### Provided passage:
= = = = =

Simulation · March 2026

Automotive performance duels.

BMW M3: 3.92 s 0-100 km/h. Porsche 911 Carrera S: 3.71 s. Our physics simulation engine calculates exact timing — 0-100, VMax, 400m — from official technical specifications.

Explore duels

Create your duel

Choose two vehicles and run the physics simulation.

FIRST VEHICLE
vs
SECOND VEHICLE

Understanding performance simulation

Real physics vs manufacturer datasheet

Official timing figures (0-100 km/h, 400m) published by manufacturers are measured under ideal conditions: dry track, launch control, pre-heated tyres. Our physics simulation engine recalculates these figures from real mechanical parameters: power, torque, mass, gear ratios, drag coefficient (SCx), drivetrain efficiency and thermal management strategy. The result reflects real-world performance under normal conditions.

Electric vs combustion: different rules

An electric motor delivers 100% of its torque from 0 rpm — a decisive advantage at 0-100. But at high speed, software throttling and the rising power curve of combustion engines can reverse the equation. Our simulator models this dynamic: an electric vehicle can dominate at 0-100 and lose at 400m against a well-calibrated naturally aspirated combustion engine. That's precisely what Duel mode reveals.

How to read our results

The duel displays four metrics: 0-100 km/h (pure acceleration), VMax (top speed reached), 400m standing start (quarter-mile equivalent) and 1000m standing start. The winning vehicle on each metric is highlighted in green. The timing is accompanied by a narrative analysis generated by the simulation engine — including references to the data used (power, mass, gearbox type) for each result.

Methodology and sources

Performance: calculated by the Caralogy calibrated physics engine from official technical specifications (power hp, torque Nm, mass kg, gear ratios, SCx). Brand DQM calibration — target pass rate: 80% on homologated data. 0-100 km/h: dry track, 20°C, without launch control unless stated. VMax: electronically limited by manufacturer where applicable (e.g. 250 km/h on German makes). Results are indicative and depend on vehicle condition, load and real-world usage.

Frequently asked questions

How does the Caralogy simulation engine work?

Caralogy uses a physics simulation engine to compare two vehicles. Results (0-100 km/h, VMax, 400m, 1000m) are calculated from official technical specifications — not copied from manufacturer datasheets.

How many vehicles are available for duels?

Caralogy references over 2,000 vehicles from 40 brands, representing over 2 million possible duel combinations. The database is regularly updated with new models.

Can I compare an electric car and a combustion engine car?

Yes. The simulation engine normalises comparisons between ICE, hybrid and electric vehicles on performance metrics (acceleration, top speed, quarter mile). You can also compare their real-world running costs in Budget mode.

= = = = =

### Recorded data:
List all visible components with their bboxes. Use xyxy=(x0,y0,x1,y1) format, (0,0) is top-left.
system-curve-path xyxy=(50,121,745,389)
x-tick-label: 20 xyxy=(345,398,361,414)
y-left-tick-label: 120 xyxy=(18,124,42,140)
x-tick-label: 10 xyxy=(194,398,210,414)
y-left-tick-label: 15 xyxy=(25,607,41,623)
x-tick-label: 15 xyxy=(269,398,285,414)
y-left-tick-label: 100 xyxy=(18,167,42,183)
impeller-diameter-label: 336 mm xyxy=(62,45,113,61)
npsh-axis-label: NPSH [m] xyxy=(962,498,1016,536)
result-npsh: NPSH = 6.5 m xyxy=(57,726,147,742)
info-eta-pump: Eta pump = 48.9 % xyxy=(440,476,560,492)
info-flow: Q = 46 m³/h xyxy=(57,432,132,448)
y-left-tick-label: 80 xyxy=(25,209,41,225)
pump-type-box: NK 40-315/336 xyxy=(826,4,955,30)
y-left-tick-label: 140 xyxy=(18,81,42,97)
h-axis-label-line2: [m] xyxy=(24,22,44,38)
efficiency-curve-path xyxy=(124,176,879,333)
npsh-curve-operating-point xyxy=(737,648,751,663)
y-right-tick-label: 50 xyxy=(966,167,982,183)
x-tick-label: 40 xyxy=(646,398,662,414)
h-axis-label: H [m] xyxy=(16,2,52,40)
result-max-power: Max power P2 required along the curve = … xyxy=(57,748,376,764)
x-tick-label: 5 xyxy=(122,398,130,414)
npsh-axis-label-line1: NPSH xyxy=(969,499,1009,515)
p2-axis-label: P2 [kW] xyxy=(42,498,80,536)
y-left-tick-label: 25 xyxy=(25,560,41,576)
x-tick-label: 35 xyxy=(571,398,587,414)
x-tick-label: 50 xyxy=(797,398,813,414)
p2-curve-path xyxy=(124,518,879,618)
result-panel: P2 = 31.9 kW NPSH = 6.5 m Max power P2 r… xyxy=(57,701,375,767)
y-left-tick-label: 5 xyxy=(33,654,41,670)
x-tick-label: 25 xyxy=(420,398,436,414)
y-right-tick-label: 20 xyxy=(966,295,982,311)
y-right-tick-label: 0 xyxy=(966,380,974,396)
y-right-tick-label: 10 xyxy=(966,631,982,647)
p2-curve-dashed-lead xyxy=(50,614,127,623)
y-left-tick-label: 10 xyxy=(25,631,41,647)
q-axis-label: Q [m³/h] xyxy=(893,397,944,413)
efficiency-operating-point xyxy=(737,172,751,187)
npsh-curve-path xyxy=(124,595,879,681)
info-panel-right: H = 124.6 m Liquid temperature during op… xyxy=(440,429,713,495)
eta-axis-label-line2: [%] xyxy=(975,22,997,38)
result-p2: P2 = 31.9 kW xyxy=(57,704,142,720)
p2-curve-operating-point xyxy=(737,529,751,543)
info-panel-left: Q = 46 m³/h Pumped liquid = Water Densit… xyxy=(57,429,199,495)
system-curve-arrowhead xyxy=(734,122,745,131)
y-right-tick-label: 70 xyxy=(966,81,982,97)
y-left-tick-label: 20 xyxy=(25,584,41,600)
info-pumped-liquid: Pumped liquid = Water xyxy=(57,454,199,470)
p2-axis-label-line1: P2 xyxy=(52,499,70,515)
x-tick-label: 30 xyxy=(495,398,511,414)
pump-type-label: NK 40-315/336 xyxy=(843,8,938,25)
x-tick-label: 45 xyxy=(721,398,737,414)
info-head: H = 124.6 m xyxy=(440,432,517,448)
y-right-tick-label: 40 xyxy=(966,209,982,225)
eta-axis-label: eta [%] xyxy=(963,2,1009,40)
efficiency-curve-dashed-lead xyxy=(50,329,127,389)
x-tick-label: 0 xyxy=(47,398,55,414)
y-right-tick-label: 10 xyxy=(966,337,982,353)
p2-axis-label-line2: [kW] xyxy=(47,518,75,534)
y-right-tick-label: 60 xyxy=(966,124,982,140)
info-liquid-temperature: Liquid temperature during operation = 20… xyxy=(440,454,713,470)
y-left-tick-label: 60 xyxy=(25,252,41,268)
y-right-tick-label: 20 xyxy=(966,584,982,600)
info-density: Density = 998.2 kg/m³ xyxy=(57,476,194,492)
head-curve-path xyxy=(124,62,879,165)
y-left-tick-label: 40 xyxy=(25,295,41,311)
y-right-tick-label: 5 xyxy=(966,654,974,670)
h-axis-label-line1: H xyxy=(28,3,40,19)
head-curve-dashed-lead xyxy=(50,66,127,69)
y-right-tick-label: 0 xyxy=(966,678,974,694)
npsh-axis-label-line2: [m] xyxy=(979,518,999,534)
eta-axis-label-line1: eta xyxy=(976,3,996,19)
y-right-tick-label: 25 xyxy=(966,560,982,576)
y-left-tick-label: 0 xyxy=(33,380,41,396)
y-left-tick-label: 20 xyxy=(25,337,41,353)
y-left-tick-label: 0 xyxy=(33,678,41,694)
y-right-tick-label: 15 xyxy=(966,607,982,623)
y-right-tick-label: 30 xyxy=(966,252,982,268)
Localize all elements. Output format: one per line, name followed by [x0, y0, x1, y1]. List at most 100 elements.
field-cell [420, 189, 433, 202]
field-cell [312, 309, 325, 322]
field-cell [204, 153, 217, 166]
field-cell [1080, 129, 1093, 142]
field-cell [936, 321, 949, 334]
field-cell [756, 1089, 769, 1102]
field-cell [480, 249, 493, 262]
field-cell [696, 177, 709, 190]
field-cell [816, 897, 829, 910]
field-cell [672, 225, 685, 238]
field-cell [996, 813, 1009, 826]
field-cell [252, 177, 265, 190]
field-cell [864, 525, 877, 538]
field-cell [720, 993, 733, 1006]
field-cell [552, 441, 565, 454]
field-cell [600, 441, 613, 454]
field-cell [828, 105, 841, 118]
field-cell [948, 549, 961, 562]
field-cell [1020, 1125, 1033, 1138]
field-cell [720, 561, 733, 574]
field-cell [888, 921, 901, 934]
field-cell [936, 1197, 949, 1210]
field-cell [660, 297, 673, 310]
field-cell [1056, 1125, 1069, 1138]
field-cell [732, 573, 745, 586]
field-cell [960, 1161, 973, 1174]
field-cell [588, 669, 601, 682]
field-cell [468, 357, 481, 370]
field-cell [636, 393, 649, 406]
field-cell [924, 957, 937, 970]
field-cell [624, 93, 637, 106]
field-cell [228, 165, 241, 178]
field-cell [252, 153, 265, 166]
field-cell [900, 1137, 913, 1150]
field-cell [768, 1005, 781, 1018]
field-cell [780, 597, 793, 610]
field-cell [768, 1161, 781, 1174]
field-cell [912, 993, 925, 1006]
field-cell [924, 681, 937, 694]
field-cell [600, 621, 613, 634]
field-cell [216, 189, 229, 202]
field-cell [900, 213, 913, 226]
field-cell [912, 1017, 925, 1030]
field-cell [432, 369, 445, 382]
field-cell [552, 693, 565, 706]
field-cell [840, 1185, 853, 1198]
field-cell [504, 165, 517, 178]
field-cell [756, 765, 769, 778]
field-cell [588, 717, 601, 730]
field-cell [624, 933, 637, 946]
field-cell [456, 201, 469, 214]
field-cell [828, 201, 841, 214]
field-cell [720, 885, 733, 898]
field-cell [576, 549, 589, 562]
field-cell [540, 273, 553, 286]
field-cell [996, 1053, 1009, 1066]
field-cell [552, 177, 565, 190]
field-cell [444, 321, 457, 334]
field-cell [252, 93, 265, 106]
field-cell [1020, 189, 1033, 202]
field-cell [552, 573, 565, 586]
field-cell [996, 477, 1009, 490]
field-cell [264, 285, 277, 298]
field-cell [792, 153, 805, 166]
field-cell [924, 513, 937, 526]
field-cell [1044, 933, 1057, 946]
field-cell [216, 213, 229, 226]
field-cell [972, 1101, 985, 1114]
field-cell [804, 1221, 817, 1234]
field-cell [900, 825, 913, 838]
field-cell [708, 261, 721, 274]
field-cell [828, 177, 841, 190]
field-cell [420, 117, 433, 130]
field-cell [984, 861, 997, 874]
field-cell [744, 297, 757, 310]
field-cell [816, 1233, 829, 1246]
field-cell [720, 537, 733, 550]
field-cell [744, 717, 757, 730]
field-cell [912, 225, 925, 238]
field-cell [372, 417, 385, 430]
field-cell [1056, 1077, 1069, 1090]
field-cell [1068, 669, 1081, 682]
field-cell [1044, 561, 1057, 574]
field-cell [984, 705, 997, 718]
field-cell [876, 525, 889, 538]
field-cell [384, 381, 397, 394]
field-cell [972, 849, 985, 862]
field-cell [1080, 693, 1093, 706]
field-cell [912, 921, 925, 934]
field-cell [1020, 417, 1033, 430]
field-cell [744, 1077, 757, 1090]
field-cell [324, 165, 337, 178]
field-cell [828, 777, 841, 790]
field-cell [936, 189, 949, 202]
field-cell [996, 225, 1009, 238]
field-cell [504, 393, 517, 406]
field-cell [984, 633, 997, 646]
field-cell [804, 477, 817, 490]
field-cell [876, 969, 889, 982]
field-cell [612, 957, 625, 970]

= = = = =

### Activity A:
In two sentences, summarize the Caralogy duel page.
### Activity B:
From the Caralogy duel page, retype the part that opens with the words containing "BMW M3: 3.92" and closes with "the physics simulation.".

### Problem solution A:
The page presents a duel tool that compares two vehicles with a physics simulation engine, which calculates 0-100 km/h, VMax, 400m and 1000m figures from official technical specifications rather than copying manufacturer datasheets. It explains that manufacturer timings are measured under ideal conditions, that an electric vehicle can win at 0-100 but lose at 400m to a well-calibrated naturally aspirated combustion engine, and that results are indicative and depend on vehicle condition, load and real-world usage.

### Problem solution B:
BMW M3: 3.92 s 0-100 km/h. Porsche 911 Carrera S: 3.71 s. Our physics simulation engine calculates exact timing — 0-100, VMax, 400m — from official technical specifications.

Explore duels

Create your duel

Choose two vehicles and run the physics simulation.